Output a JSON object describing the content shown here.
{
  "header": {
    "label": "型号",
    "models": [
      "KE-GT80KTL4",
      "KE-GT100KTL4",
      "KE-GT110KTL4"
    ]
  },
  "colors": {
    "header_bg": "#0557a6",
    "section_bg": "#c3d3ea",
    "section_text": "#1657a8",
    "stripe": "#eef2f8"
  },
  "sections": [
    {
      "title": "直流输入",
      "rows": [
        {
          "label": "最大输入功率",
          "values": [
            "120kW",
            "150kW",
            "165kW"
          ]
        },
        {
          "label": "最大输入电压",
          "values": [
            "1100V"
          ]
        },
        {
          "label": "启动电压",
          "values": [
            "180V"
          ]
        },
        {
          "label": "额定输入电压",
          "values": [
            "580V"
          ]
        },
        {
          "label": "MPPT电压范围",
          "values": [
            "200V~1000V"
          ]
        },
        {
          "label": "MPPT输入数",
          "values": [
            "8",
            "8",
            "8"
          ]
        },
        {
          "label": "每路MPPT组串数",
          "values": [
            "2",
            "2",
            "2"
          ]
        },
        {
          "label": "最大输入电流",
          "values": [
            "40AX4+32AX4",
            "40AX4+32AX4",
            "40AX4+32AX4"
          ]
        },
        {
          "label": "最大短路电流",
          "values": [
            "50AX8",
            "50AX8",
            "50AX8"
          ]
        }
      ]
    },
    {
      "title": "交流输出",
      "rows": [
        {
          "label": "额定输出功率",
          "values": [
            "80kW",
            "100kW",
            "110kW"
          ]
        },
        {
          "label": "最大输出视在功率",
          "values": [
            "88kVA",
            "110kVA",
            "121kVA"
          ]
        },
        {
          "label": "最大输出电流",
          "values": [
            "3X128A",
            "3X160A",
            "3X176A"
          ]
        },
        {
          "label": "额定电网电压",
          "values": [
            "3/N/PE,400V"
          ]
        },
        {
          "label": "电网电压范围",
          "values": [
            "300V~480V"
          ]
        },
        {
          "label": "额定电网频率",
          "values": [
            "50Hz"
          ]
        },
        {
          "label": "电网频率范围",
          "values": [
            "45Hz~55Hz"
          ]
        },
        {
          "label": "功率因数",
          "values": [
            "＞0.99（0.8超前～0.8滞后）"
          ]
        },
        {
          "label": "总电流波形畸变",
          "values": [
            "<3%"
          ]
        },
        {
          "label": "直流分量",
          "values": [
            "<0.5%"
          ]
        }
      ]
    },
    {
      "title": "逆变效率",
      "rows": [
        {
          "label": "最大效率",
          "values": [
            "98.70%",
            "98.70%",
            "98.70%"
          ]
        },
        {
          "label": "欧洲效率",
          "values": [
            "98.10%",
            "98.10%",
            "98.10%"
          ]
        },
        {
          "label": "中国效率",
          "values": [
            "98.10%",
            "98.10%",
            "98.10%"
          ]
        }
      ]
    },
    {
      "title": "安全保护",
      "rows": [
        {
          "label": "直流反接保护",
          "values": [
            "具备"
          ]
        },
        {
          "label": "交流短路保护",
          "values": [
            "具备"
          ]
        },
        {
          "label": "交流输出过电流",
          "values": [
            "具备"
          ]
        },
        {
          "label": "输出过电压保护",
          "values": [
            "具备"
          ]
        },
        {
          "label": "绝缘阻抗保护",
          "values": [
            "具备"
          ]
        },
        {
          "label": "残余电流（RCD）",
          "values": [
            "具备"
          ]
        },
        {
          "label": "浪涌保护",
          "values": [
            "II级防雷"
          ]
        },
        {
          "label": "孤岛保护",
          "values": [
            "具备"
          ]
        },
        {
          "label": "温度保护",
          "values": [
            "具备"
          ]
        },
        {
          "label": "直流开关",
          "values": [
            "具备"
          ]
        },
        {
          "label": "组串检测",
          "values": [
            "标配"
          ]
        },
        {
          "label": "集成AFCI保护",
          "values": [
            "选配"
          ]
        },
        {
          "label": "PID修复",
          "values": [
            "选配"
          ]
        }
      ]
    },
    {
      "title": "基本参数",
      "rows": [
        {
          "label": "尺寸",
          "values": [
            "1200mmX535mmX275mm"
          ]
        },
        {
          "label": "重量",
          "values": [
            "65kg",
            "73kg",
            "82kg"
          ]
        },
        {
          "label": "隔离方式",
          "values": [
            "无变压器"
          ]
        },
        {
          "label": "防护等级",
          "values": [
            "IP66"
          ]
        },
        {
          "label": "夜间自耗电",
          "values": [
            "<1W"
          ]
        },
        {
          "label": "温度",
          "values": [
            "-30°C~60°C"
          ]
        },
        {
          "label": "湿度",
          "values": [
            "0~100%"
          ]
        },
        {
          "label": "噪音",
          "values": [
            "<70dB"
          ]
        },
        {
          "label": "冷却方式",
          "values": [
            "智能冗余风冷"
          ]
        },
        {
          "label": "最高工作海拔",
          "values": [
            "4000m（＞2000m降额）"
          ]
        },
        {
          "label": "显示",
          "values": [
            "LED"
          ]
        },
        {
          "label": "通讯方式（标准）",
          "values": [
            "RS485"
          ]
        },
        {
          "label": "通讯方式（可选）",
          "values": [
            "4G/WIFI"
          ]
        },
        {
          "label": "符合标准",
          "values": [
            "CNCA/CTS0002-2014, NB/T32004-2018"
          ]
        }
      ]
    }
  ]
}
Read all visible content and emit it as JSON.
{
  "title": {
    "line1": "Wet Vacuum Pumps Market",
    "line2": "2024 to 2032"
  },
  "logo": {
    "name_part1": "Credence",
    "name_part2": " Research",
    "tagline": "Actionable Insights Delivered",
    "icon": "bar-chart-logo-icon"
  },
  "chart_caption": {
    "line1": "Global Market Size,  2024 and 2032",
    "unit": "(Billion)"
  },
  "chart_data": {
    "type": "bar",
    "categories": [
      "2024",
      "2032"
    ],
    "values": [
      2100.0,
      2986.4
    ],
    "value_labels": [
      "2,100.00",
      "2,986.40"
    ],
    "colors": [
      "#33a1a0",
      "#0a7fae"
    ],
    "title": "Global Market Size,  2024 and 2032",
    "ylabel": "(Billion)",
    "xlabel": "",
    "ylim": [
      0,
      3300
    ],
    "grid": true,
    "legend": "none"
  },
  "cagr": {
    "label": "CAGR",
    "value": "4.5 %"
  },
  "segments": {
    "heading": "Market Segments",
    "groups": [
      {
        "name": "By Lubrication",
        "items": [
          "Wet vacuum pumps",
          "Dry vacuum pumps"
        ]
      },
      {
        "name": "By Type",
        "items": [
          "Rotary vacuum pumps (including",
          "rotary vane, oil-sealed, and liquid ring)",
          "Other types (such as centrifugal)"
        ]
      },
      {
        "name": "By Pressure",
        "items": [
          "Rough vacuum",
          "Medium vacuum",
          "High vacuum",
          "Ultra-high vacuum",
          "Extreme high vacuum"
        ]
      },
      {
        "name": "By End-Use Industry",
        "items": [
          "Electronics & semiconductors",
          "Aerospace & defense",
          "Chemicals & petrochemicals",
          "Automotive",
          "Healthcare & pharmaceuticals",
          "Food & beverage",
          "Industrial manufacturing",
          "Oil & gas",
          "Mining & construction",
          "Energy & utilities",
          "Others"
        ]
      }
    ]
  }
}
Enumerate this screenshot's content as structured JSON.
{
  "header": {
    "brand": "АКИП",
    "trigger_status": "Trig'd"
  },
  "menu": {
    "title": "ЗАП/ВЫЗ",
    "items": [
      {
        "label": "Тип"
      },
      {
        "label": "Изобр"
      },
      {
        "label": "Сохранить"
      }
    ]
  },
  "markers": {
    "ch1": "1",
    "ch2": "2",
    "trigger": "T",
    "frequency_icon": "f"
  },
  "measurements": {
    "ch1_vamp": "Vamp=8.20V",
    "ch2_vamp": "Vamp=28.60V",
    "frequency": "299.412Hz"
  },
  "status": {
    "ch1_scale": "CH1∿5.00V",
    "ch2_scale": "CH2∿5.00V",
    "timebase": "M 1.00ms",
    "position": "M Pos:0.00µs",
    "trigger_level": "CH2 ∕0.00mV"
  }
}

************

# Written instruction
Return the lines from the line containing "Enumerate this screenshot's" to the end of the entries above, exactly as they appear and with no other output.

# Exercise output
Enumerate this screenshot's content as structured JSON.
{
  "header": {
    "brand": "АКИП",
    "trigger_status": "Trig'd"
  },
  "menu": {
    "title": "ЗАП/ВЫЗ",
    "items": [
      {
        "label": "Тип"
      },
      {
        "label": "Изобр"
      },
      {
        "label": "Сохранить"
      }
    ]
  },
  "markers": {
    "ch1": "1",
    "ch2": "2",
    "trigger": "T",
    "frequency_icon": "f"
  },
  "measurements": {
    "ch1_vamp": "Vamp=8.20V",
    "ch2_vamp": "Vamp=28.60V",
    "frequency": "299.412Hz"
  },
  "status": {
    "ch1_scale": "CH1∿5.00V",
    "ch2_scale": "CH2∿5.00V",
    "timebase": "M 1.00ms",
    "position": "M Pos:0.00µs",
    "trigger_level": "CH2 ∕0.00mV"
  }
}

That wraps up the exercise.